Collected data entries
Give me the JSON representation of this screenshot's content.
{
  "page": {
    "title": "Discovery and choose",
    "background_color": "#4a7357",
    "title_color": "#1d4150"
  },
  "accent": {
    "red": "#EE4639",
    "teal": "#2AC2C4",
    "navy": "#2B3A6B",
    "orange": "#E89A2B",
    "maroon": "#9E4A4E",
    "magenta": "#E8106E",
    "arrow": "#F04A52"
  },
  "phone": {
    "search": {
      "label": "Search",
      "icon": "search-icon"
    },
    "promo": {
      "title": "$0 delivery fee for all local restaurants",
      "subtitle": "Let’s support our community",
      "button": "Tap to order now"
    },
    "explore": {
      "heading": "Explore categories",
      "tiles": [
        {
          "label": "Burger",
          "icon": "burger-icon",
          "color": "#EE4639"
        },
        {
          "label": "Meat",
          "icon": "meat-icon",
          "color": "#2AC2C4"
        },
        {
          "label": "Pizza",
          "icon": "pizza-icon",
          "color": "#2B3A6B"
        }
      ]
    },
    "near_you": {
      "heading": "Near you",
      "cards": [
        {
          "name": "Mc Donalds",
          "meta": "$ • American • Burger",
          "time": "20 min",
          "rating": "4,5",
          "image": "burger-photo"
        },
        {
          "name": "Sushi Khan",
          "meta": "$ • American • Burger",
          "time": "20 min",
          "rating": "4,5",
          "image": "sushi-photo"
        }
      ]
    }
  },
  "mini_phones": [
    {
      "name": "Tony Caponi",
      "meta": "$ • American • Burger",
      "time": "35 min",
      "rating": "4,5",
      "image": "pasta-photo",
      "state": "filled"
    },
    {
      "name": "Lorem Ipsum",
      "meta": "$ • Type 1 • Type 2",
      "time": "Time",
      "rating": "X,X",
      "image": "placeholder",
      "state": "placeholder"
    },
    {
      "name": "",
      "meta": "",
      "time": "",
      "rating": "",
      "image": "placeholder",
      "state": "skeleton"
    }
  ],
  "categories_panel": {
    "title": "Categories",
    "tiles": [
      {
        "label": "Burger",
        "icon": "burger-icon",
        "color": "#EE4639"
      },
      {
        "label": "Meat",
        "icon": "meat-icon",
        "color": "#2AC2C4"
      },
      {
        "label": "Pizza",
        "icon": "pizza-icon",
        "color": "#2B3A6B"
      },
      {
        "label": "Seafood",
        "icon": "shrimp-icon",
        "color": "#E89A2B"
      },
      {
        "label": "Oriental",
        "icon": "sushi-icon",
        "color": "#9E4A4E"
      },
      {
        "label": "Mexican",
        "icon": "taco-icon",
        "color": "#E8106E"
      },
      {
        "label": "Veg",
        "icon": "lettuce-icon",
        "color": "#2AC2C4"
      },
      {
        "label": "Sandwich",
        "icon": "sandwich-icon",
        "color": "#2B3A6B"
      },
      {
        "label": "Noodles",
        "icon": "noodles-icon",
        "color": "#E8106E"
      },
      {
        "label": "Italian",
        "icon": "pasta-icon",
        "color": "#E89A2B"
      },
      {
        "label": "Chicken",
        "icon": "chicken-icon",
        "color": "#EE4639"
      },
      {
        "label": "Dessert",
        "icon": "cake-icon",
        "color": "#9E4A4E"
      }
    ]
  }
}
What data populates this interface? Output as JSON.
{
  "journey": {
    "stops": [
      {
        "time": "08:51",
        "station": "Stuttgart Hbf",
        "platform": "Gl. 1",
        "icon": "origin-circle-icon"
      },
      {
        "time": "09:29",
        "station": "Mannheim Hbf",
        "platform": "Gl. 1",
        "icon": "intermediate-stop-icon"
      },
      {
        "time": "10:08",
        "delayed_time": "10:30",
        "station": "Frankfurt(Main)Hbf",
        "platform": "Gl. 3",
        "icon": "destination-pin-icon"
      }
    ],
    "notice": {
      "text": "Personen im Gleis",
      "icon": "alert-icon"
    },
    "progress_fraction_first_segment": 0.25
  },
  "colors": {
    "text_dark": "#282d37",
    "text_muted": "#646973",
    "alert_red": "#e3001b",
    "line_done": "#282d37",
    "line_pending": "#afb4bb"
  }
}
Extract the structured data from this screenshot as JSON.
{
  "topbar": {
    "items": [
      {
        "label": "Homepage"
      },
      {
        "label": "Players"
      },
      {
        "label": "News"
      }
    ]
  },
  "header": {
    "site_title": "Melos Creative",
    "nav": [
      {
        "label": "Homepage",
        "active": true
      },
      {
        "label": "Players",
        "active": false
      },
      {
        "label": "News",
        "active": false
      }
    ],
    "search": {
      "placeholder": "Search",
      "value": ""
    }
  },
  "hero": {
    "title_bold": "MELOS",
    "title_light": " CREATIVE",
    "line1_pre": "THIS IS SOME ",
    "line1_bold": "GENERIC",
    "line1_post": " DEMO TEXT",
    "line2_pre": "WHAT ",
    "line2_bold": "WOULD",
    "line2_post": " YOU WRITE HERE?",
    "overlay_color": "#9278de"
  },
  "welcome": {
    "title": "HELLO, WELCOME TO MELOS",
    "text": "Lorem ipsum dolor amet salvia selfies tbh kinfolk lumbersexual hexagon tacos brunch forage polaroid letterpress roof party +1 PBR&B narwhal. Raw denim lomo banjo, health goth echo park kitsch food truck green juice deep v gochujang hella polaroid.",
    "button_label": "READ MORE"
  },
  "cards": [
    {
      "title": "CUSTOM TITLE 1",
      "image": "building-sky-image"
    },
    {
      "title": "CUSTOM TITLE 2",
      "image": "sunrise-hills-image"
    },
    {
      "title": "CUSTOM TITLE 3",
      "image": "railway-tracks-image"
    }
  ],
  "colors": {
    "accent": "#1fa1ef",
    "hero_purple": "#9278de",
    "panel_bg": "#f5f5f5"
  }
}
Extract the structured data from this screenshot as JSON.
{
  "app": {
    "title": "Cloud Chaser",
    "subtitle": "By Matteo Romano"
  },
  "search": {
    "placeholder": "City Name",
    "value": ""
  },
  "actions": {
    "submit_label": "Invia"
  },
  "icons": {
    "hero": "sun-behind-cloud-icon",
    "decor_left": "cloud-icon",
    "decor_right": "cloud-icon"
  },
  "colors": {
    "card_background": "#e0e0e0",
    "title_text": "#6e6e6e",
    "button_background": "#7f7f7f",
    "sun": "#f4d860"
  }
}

> [WRITTEN TASK]:
State how many lines above include the word "image", and nothing more.

> [TASK RESULT]:
8